Dataset items
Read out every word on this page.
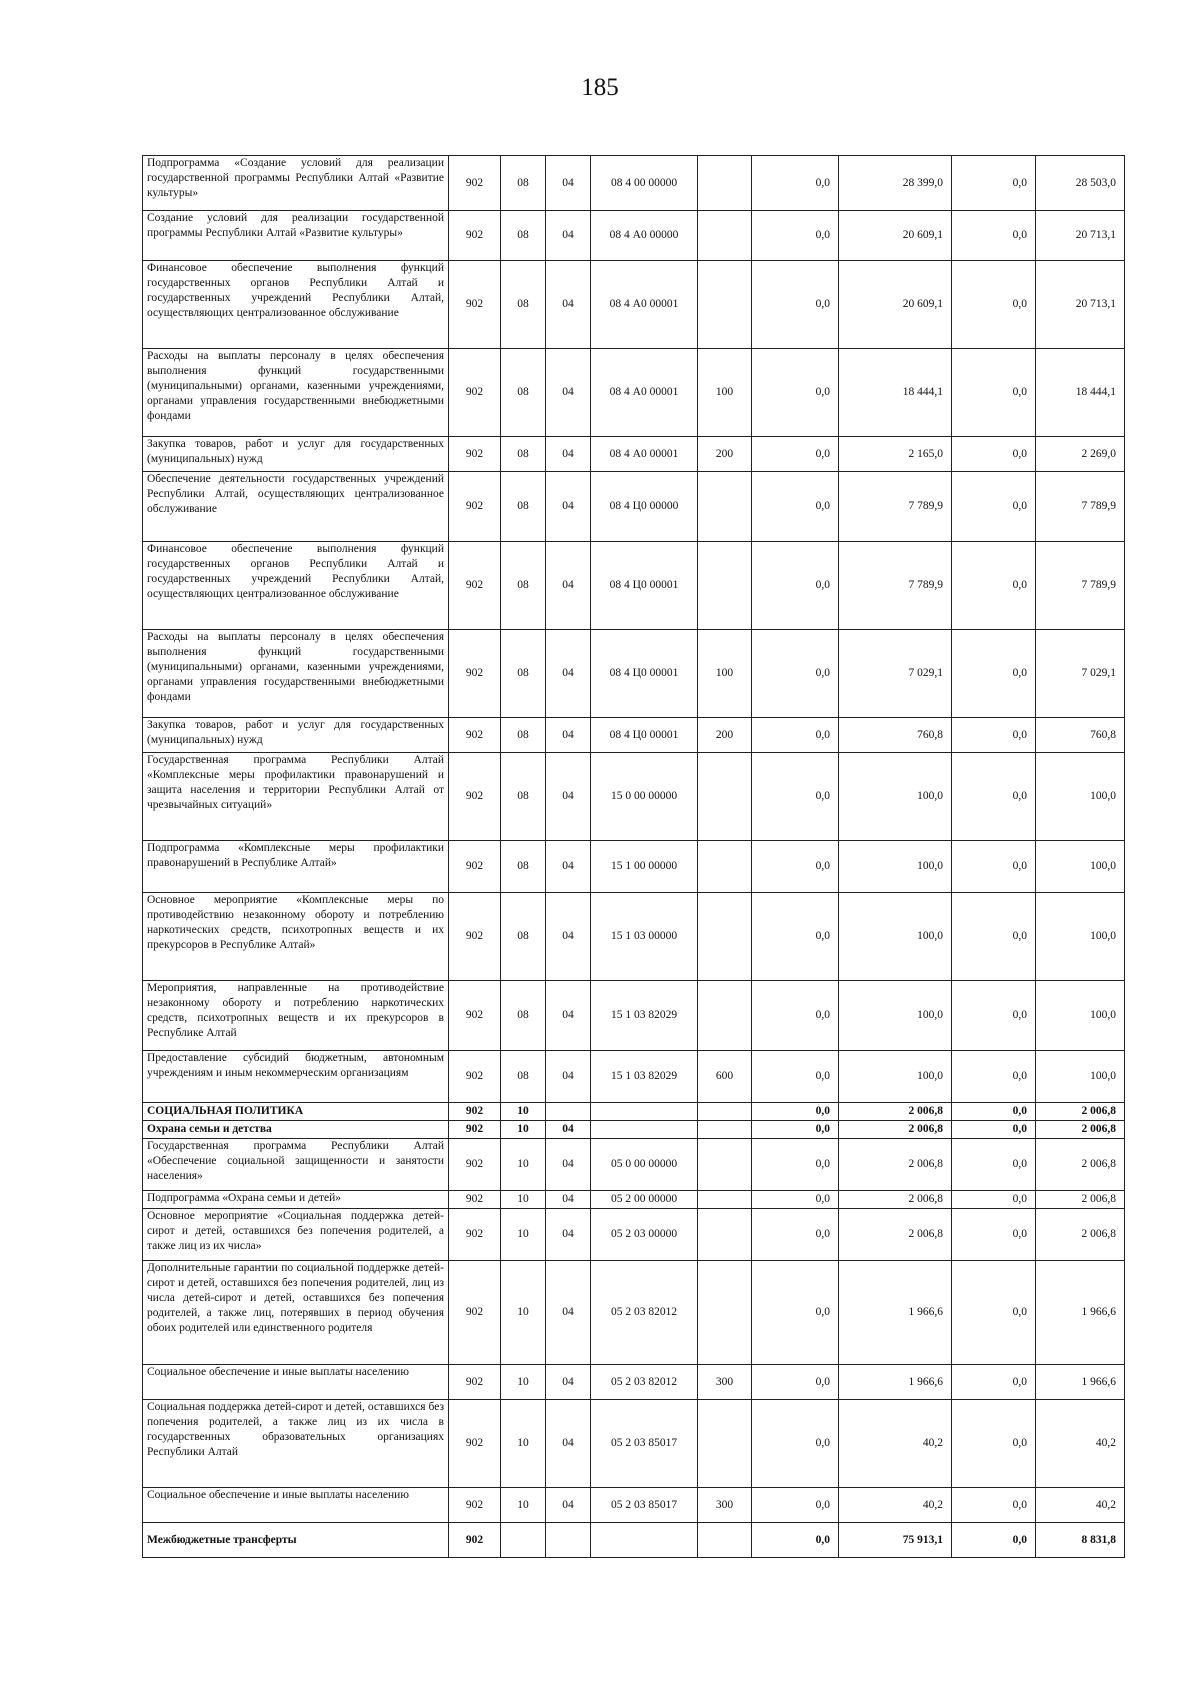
185
Подпрограмма «Создание условий для реализации государственной программы Республики Алтай «Развитие культуры»	902	08	04	08 4 00 00000		0,0	28 399,0	0,0	28 503,0
Создание условий для реализации государственной программы Республики Алтай «Развитие культуры»	902	08	04	08 4 А0 00000		0,0	20 609,1	0,0	20 713,1
Финансовое обеспечение выполнения функций государственных органов Республики Алтай и государственных учреждений Республики Алтай, осуществляющих централизованное обслуживание	902	08	04	08 4 А0 00001		0,0	20 609,1	0,0	20 713,1
Расходы на выплаты персоналу в целях обеспечения выполнения функций государственными (муниципальными) органами, казенными учреждениями, органами управления государственными внебюджетными фондами	902	08	04	08 4 А0 00001	100	0,0	18 444,1	0,0	18 444,1
Закупка товаров, работ и услуг для государственных (муниципальных) нужд	902	08	04	08 4 А0 00001	200	0,0	2 165,0	0,0	2 269,0
Обеспечение деятельности государственных учреждений Республики Алтай, осуществляющих централизованное обслуживание	902	08	04	08 4 Ц0 00000		0,0	7 789,9	0,0	7 789,9
Финансовое обеспечение выполнения функций государственных органов Республики Алтай и государственных учреждений Республики Алтай, осуществляющих централизованное обслуживание	902	08	04	08 4 Ц0 00001		0,0	7 789,9	0,0	7 789,9
Расходы на выплаты персоналу в целях обеспечения выполнения функций государственными (муниципальными) органами, казенными учреждениями, органами управления государственными внебюджетными фондами	902	08	04	08 4 Ц0 00001	100	0,0	7 029,1	0,0	7 029,1
Закупка товаров, работ и услуг для государственных (муниципальных) нужд	902	08	04	08 4 Ц0 00001	200	0,0	760,8	0,0	760,8
Государственная программа Республики Алтай «Комплексные меры профилактики правонарушений и защита населения и территории Республики Алтай от чрезвычайных ситуаций»	902	08	04	15 0 00 00000		0,0	100,0	0,0	100,0
Подпрограмма «Комплексные меры профилактики правонарушений в Республике Алтай»	902	08	04	15 1 00 00000		0,0	100,0	0,0	100,0
Основное мероприятие «Комплексные меры по противодействию незаконному обороту и потреблению наркотических средств, психотропных веществ и их прекурсоров в Республике Алтай»	902	08	04	15 1 03 00000		0,0	100,0	0,0	100,0
Мероприятия, направленные на противодействие незаконному обороту и потреблению наркотических средств, психотропных веществ и их прекурсоров в Республике Алтай	902	08	04	15 1 03 82029		0,0	100,0	0,0	100,0
Предоставление субсидий бюджетным, автономным учреждениям и иным некоммерческим организациям	902	08	04	15 1 03 82029	600	0,0	100,0	0,0	100,0
СОЦИАЛЬНАЯ ПОЛИТИКА	902	10				0,0	2 006,8	0,0	2 006,8
Охрана семьи и детства	902	10	04			0,0	2 006,8	0,0	2 006,8
Государственная программа Республики Алтай «Обеспечение социальной защищенности и занятости населения»	902	10	04	05 0 00 00000		0,0	2 006,8	0,0	2 006,8
Подпрограмма «Охрана семьи и детей»	902	10	04	05 2 00 00000		0,0	2 006,8	0,0	2 006,8
Основное мероприятие «Социальная поддержка детей-сирот и детей, оставшихся без попечения родителей, а также лиц из их числа»	902	10	04	05 2 03 00000		0,0	2 006,8	0,0	2 006,8
Дополнительные гарантии по социальной поддержке детей-сирот и детей, оставшихся без попечения родителей, лиц из числа детей-сирот и детей, оставшихся без попечения родителей, а также лиц, потерявших в период обучения обоих родителей или единственного родителя	902	10	04	05 2 03 82012		0,0	1 966,6	0,0	1 966,6
Социальное обеспечение и иные выплаты населению	902	10	04	05 2 03 82012	300	0,0	1 966,6	0,0	1 966,6
Социальная поддержка детей-сирот и детей, оставшихся без попечения родителей, а также лиц из их числа в государственных образовательных организациях Республики Алтай	902	10	04	05 2 03 85017		0,0	40,2	0,0	40,2
Социальное обеспечение и иные выплаты населению	902	10	04	05 2 03 85017	300	0,0	40,2	0,0	40,2
Межбюджетные трансферты	902					0,0	75 913,1	0,0	8 831,8
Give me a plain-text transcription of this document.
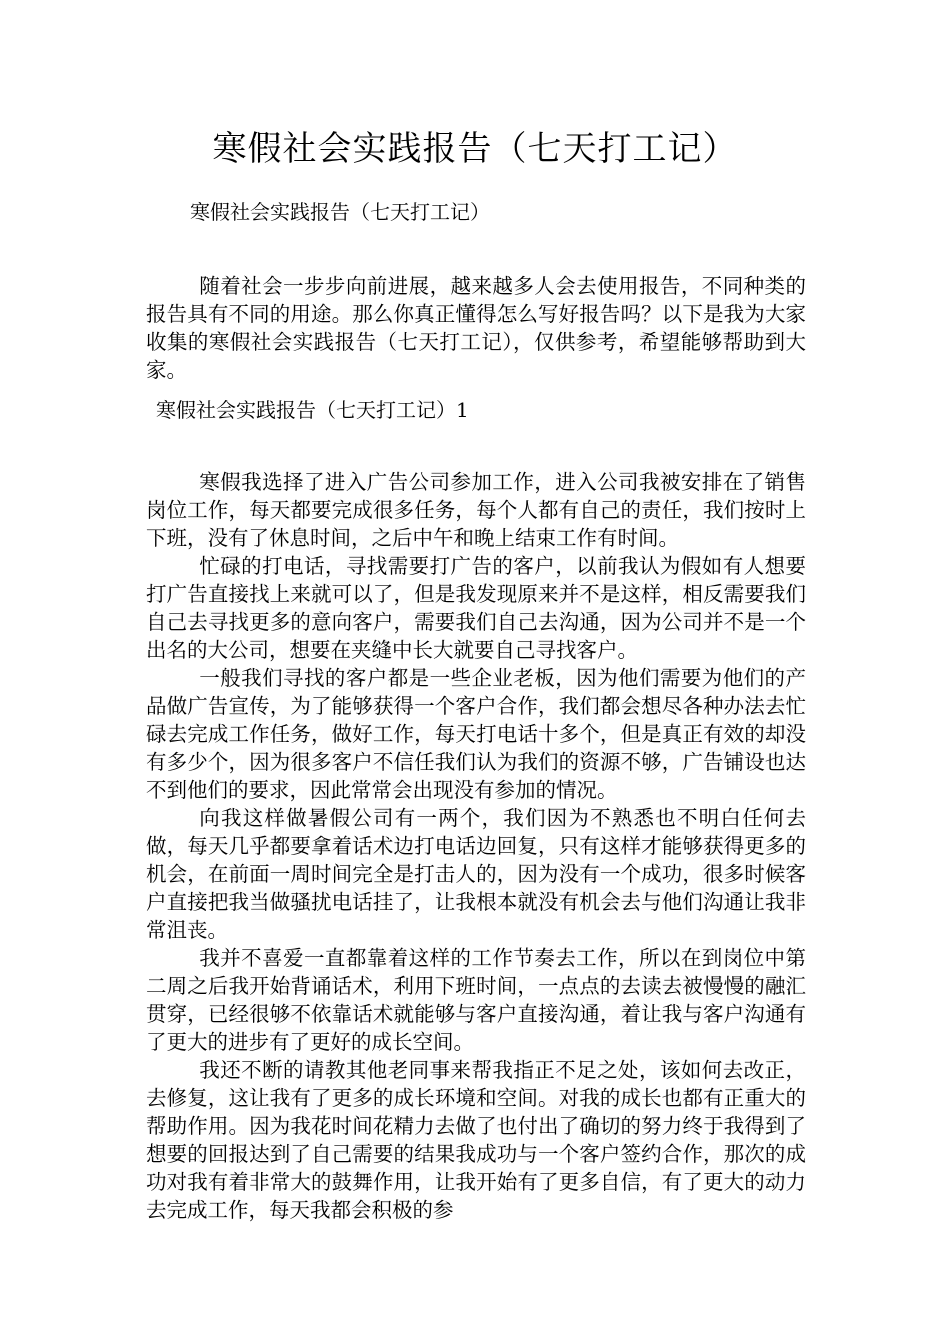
寒假社会实践报告（七天打工记）

寒假社会实践报告（七天打工记）

随着社会一步步向前进展，越来越多人会去使用报告，不同种类的报告具有不同的用途。那么你真正懂得怎么写好报告吗？以下是我为大家收集的寒假社会实践报告（七天打工记），仅供参考，希望能够帮助到大家。

寒假社会实践报告（七天打工记）1

寒假我选择了进入广告公司参加工作，进入公司我被安排在了销售岗位工作，每天都要完成很多任务，每个人都有自己的责任，我们按时上下班，没有了休息时间，之后中午和晚上结束工作有时间。

忙碌的打电话，寻找需要打广告的客户，以前我认为假如有人想要打广告直接找上来就可以了，但是我发现原来并不是这样，相反需要我们自己去寻找更多的意向客户，需要我们自己去沟通，因为公司并不是一个出名的大公司，想要在夹缝中长大就要自己寻找客户。

一般我们寻找的客户都是一些企业老板，因为他们需要为他们的产品做广告宣传，为了能够获得一个客户合作，我们都会想尽各种办法去忙碌去完成工作任务，做好工作，每天打电话十多个，但是真正有效的却没有多少个，因为很多客户不信任我们认为我们的资源不够，广告铺设也达不到他们的要求，因此常常会出现没有参加的情况。

向我这样做暑假公司有一两个，我们因为不熟悉也不明白任何去做，每天几乎都要拿着话术边打电话边回复，只有这样才能够获得更多的机会，在前面一周时间完全是打击人的，因为没有一个成功，很多时候客户直接把我当做骚扰电话挂了，让我根本就没有机会去与他们沟通让我非常沮丧。

我并不喜爱一直都靠着这样的工作节奏去工作，所以在到岗位中第二周之后我开始背诵话术，利用下班时间，一点点的去读去被慢慢的融汇贯穿，已经很够不依靠话术就能够与客户直接沟通，着让我与客户沟通有了更大的进步有了更好的成长空间。

我还不断的请教其他老同事来帮我指正不足之处，该如何去改正，去修复，这让我有了更多的成长环境和空间。对我的成长也都有正重大的帮助作用。因为我花时间花精力去做了也付出了确切的努力终于我得到了想要的回报达到了自己需要的结果我成功与一个客户签约合作，那次的成功对我有着非常大的鼓舞作用，让我开始有了更多自信，有了更大的动力去完成工作，每天我都会积极的参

▶ _TASK DETAILS_:
Retype each line of the listing above word for word. Exclude the pictures.

▶ _COMPLETE RESPONSE_:
Read out every word on this page.
185
Подпрограмма «Создание условий для реализации государственной программы Республики Алтай «Развитие культуры»	902	08	04	08 4 00 00000		0,0	28 399,0	0,0	28 503,0
Создание условий для реализации государственной программы Республики Алтай «Развитие культуры»	902	08	04	08 4 А0 00000		0,0	20 609,1	0,0	20 713,1
Финансовое обеспечение выполнения функций государственных органов Республики Алтай и государственных учреждений Республики Алтай, осуществляющих централизованное обслуживание	902	08	04	08 4 А0 00001		0,0	20 609,1	0,0	20 713,1
Расходы на выплаты персоналу в целях обеспечения выполнения функций государственными (муниципальными) органами, казенными учреждениями, органами управления государственными внебюджетными фондами	902	08	04	08 4 А0 00001	100	0,0	18 444,1	0,0	18 444,1
Закупка товаров, работ и услуг для государственных (муниципальных) нужд	902	08	04	08 4 А0 00001	200	0,0	2 165,0	0,0	2 269,0
Обеспечение деятельности государственных учреждений Республики Алтай, осуществляющих централизованное обслуживание	902	08	04	08 4 Ц0 00000		0,0	7 789,9	0,0	7 789,9
Финансовое обеспечение выполнения функций государственных органов Республики Алтай и государственных учреждений Республики Алтай, осуществляющих централизованное обслуживание	902	08	04	08 4 Ц0 00001		0,0	7 789,9	0,0	7 789,9
Расходы на выплаты персоналу в целях обеспечения выполнения функций государственными (муниципальными) органами, казенными учреждениями, органами управления государственными внебюджетными фондами	902	08	04	08 4 Ц0 00001	100	0,0	7 029,1	0,0	7 029,1
Закупка товаров, работ и услуг для государственных (муниципальных) нужд	902	08	04	08 4 Ц0 00001	200	0,0	760,8	0,0	760,8
Государственная программа Республики Алтай «Комплексные меры профилактики правонарушений и защита населения и территории Республики Алтай от чрезвычайных ситуаций»	902	08	04	15 0 00 00000		0,0	100,0	0,0	100,0
Подпрограмма «Комплексные меры профилактики правонарушений в Республике Алтай»	902	08	04	15 1 00 00000		0,0	100,0	0,0	100,0
Основное мероприятие «Комплексные меры по противодействию незаконному обороту и потреблению наркотических средств, психотропных веществ и их прекурсоров в Республике Алтай»	902	08	04	15 1 03 00000		0,0	100,0	0,0	100,0
Мероприятия, направленные на противодействие незаконному обороту и потреблению наркотических средств, психотропных веществ и их прекурсоров в Республике Алтай	902	08	04	15 1 03 82029		0,0	100,0	0,0	100,0
Предоставление субсидий бюджетным, автономным учреждениям и иным некоммерческим организациям	902	08	04	15 1 03 82029	600	0,0	100,0	0,0	100,0
СОЦИАЛЬНАЯ ПОЛИТИКА	902	10				0,0	2 006,8	0,0	2 006,8
Охрана семьи и детства	902	10	04			0,0	2 006,8	0,0	2 006,8
Государственная программа Республики Алтай «Обеспечение социальной защищенности и занятости населения»	902	10	04	05 0 00 00000		0,0	2 006,8	0,0	2 006,8
Подпрограмма «Охрана семьи и детей»	902	10	04	05 2 00 00000		0,0	2 006,8	0,0	2 006,8
Основное мероприятие «Социальная поддержка детей-сирот и детей, оставшихся без попечения родителей, а также лиц из их числа»	902	10	04	05 2 03 00000		0,0	2 006,8	0,0	2 006,8
Дополнительные гарантии по социальной поддержке детей-сирот и детей, оставшихся без попечения родителей, лиц из числа детей-сирот и детей, оставшихся без попечения родителей, а также лиц, потерявших в период обучения обоих родителей или единственного родителя	902	10	04	05 2 03 82012		0,0	1 966,6	0,0	1 966,6
Социальное обеспечение и иные выплаты населению	902	10	04	05 2 03 82012	300	0,0	1 966,6	0,0	1 966,6
Социальная поддержка детей-сирот и детей, оставшихся без попечения родителей, а также лиц из их числа в государственных образовательных организациях Республики Алтай	902	10	04	05 2 03 85017		0,0	40,2	0,0	40,2
Социальное обеспечение и иные выплаты населению	902	10	04	05 2 03 85017	300	0,0	40,2	0,0	40,2
Межбюджетные трансферты	902					0,0	75 913,1	0,0	8 831,8
Give me a plain-text transcription of this document.
寒假社会实践报告（七天打工记）

寒假社会实践报告（七天打工记）

随着社会一步步向前进展，越来越多人会去使用报告，不同种类的报告具有不同的用途。那么你真正懂得怎么写好报告吗？以下是我为大家收集的寒假社会实践报告（七天打工记），仅供参考，希望能够帮助到大家。

寒假社会实践报告（七天打工记）1

寒假我选择了进入广告公司参加工作，进入公司我被安排在了销售岗位工作，每天都要完成很多任务，每个人都有自己的责任，我们按时上下班，没有了休息时间，之后中午和晚上结束工作有时间。

忙碌的打电话，寻找需要打广告的客户，以前我认为假如有人想要打广告直接找上来就可以了，但是我发现原来并不是这样，相反需要我们自己去寻找更多的意向客户，需要我们自己去沟通，因为公司并不是一个出名的大公司，想要在夹缝中长大就要自己寻找客户。

一般我们寻找的客户都是一些企业老板，因为他们需要为他们的产品做广告宣传，为了能够获得一个客户合作，我们都会想尽各种办法去忙碌去完成工作任务，做好工作，每天打电话十多个，但是真正有效的却没有多少个，因为很多客户不信任我们认为我们的资源不够，广告铺设也达不到他们的要求，因此常常会出现没有参加的情况。

向我这样做暑假公司有一两个，我们因为不熟悉也不明白任何去做，每天几乎都要拿着话术边打电话边回复，只有这样才能够获得更多的机会，在前面一周时间完全是打击人的，因为没有一个成功，很多时候客户直接把我当做骚扰电话挂了，让我根本就没有机会去与他们沟通让我非常沮丧。

我并不喜爱一直都靠着这样的工作节奏去工作，所以在到岗位中第二周之后我开始背诵话术，利用下班时间，一点点的去读去被慢慢的融汇贯穿，已经很够不依靠话术就能够与客户直接沟通，着让我与客户沟通有了更大的进步有了更好的成长空间。

我还不断的请教其他老同事来帮我指正不足之处，该如何去改正，去修复，这让我有了更多的成长环境和空间。对我的成长也都有正重大的帮助作用。因为我花时间花精力去做了也付出了确切的努力终于我得到了想要的回报达到了自己需要的结果我成功与一个客户签约合作，那次的成功对我有着非常大的鼓舞作用，让我开始有了更多自信，有了更大的动力去完成工作，每天我都会积极的参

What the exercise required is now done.